*EXERCISE REQUIREMENTS*
Identify, in the records below, every line where the string "Закона" appears, and copy each such line.

— Begin —

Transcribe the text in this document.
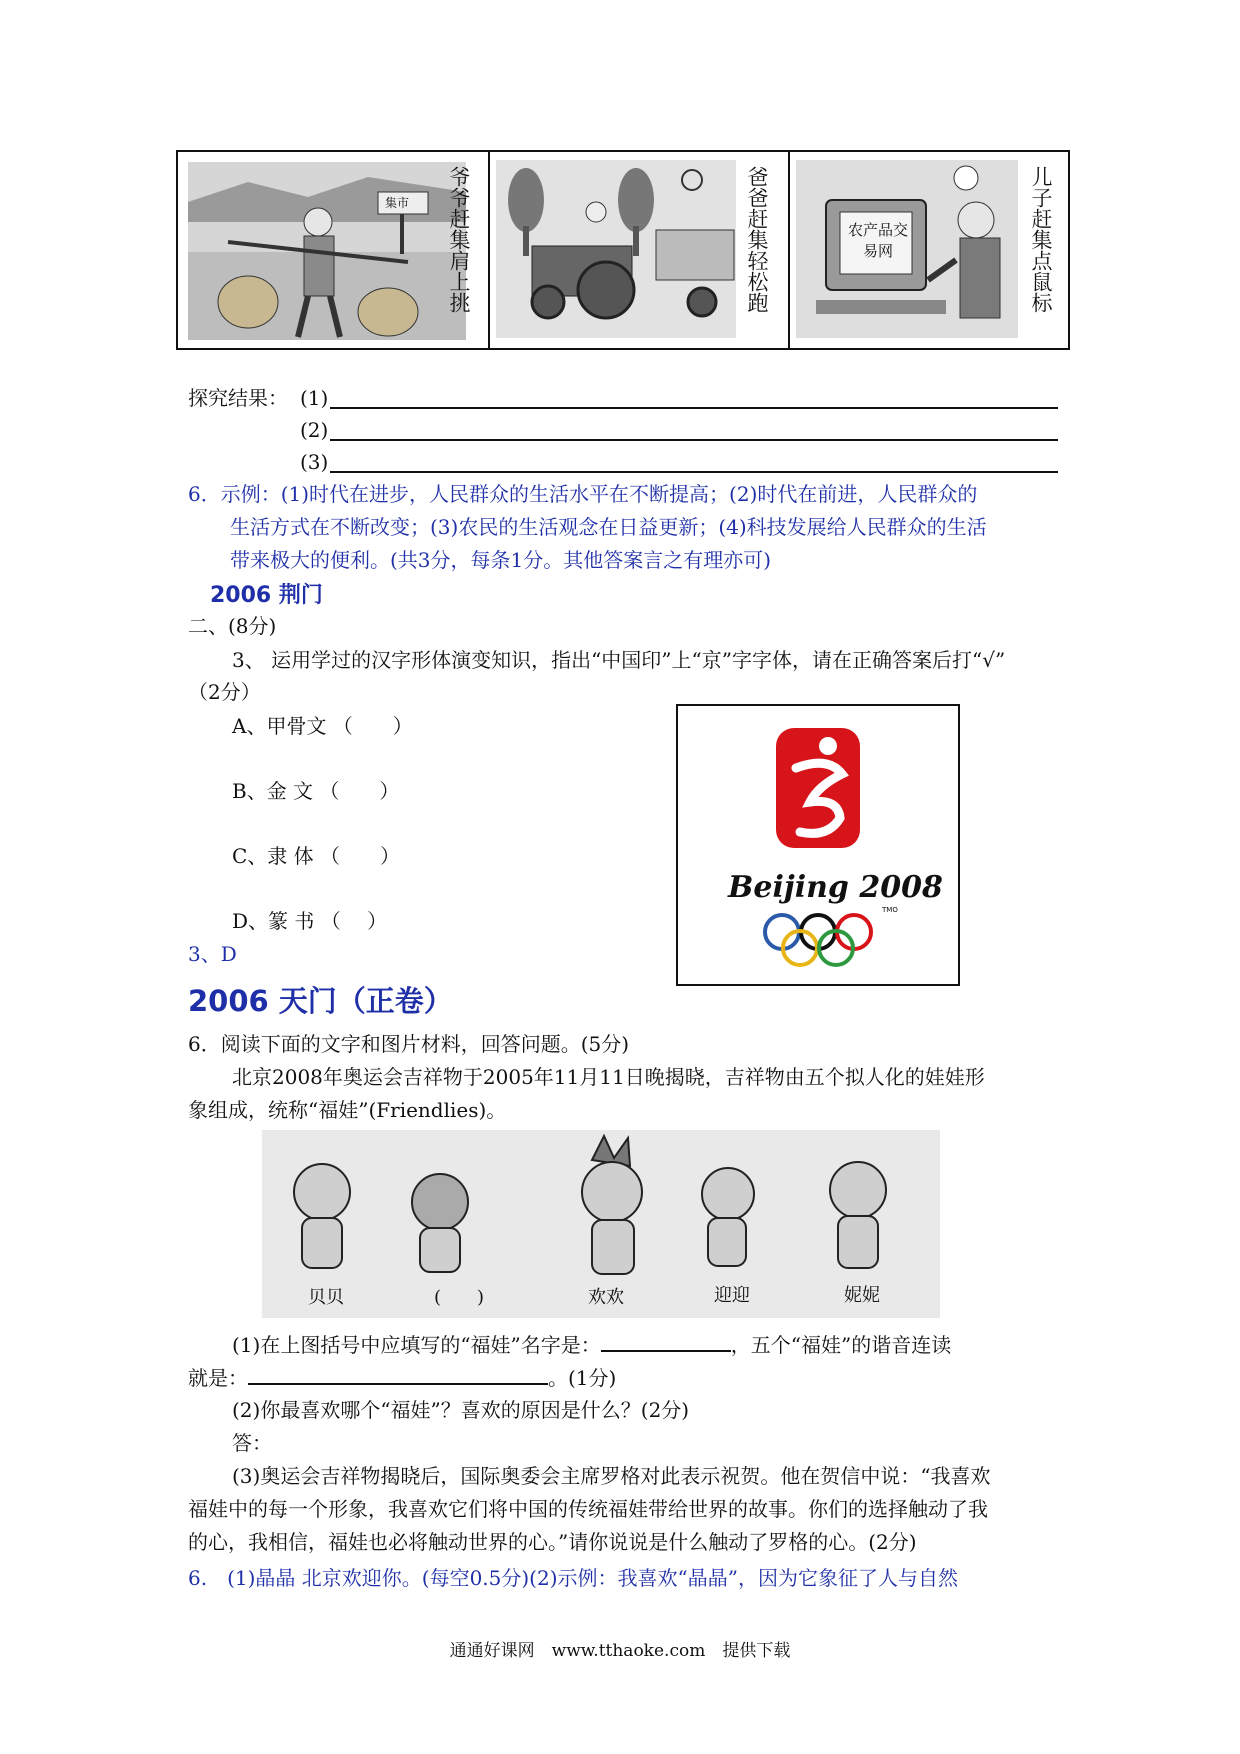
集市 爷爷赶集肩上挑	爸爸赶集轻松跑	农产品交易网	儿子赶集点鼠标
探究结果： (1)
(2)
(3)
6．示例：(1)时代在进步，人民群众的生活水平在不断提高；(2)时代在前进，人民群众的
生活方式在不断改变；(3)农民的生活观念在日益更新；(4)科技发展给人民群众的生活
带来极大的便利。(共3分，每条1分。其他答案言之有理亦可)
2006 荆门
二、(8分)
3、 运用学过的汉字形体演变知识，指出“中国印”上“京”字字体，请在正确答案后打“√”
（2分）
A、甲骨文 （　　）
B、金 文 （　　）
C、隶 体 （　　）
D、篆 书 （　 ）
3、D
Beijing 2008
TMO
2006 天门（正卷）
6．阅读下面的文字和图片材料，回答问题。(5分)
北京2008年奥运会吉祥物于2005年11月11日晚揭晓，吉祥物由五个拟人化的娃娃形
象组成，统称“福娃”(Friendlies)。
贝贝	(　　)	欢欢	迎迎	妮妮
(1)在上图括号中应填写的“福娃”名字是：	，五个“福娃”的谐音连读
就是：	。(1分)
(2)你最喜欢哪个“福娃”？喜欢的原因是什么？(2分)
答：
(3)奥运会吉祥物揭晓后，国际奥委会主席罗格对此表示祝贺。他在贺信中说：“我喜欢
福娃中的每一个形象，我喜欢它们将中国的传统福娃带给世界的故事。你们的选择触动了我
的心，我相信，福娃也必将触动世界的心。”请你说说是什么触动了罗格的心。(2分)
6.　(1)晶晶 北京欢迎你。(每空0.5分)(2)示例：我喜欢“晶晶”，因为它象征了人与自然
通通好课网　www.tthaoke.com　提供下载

— End —
— Begin —

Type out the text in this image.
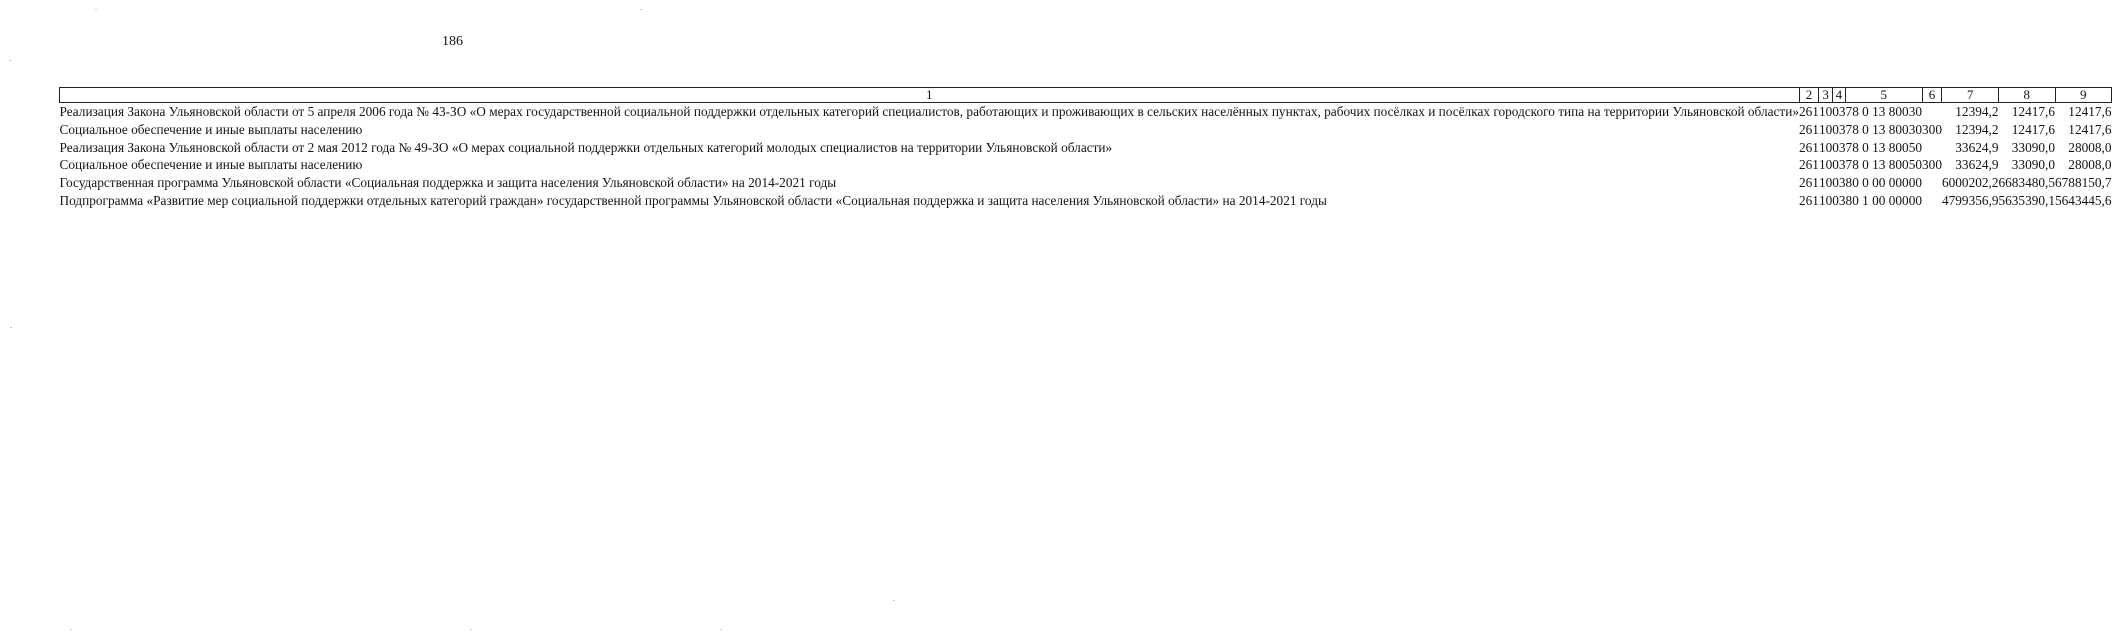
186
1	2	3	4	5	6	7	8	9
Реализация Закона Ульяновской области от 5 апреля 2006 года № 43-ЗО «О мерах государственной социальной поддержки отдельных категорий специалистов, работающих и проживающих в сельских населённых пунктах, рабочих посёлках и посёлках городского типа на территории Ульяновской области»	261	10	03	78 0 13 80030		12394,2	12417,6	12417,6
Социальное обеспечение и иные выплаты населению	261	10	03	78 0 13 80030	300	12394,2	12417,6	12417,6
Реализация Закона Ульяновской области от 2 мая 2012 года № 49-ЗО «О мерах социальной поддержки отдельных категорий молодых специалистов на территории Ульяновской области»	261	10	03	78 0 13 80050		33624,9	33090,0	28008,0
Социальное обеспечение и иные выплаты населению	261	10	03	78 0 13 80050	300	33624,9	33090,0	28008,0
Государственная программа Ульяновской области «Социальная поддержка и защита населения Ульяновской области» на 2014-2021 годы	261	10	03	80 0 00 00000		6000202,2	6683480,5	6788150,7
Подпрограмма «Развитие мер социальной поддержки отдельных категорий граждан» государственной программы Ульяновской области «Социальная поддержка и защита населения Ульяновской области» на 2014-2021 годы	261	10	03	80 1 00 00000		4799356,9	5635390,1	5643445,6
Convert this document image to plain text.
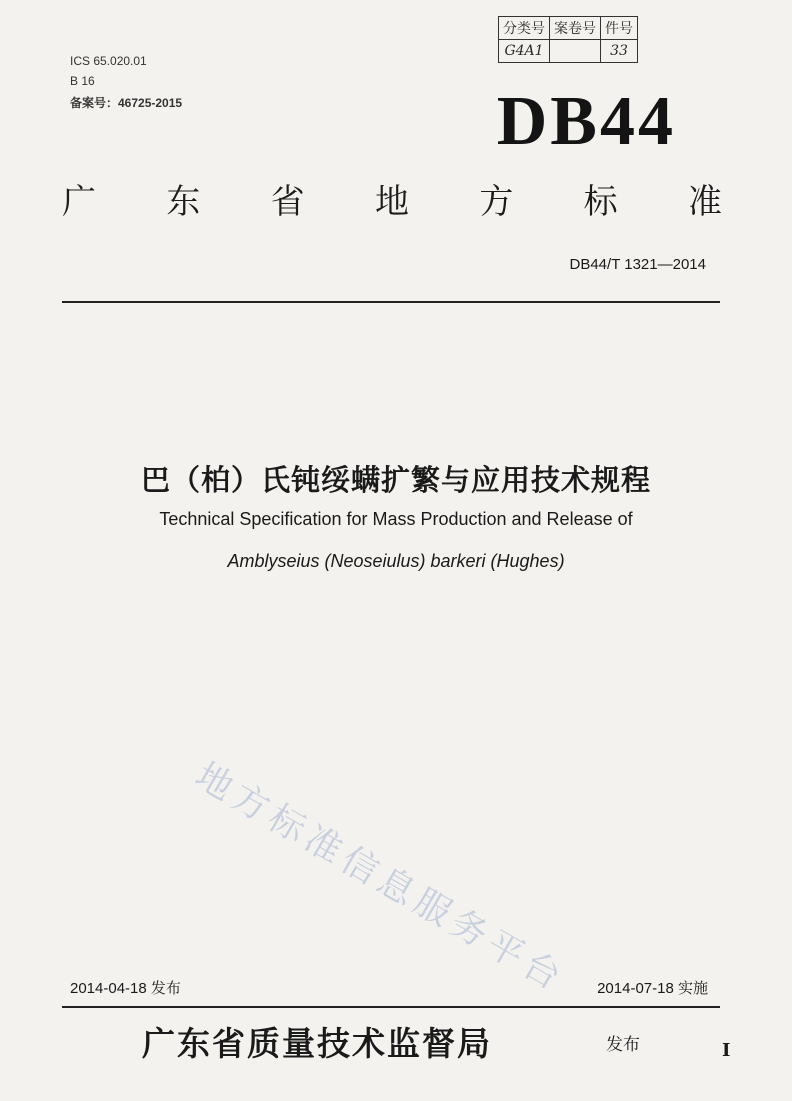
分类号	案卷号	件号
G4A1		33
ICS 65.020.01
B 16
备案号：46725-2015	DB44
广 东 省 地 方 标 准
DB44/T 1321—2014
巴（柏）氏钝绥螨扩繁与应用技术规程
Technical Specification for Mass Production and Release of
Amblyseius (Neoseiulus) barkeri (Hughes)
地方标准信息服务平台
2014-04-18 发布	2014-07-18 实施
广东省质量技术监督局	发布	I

— End —

*TASK SOLUTION*
Реализация Закона Ульяновской области от 5 апреля 2006 года № 43-ЗО «О мерах государственной социальной поддержки отдельных категорий специалистов, работающих и проживающих в сельских населённых пунктах, рабочих посёлках и посёлках городского типа на территории Ульяновской области»	261	10	03	78 0 13 80030		12394,2	12417,6	12417,6
Реализация Закона Ульяновской области от 2 мая 2012 года № 49-ЗО «О мерах социальной поддержки отдельных категорий молодых специалистов на территории Ульяновской области»	261	10	03	78 0 13 80050		33624,9	33090,0	28008,0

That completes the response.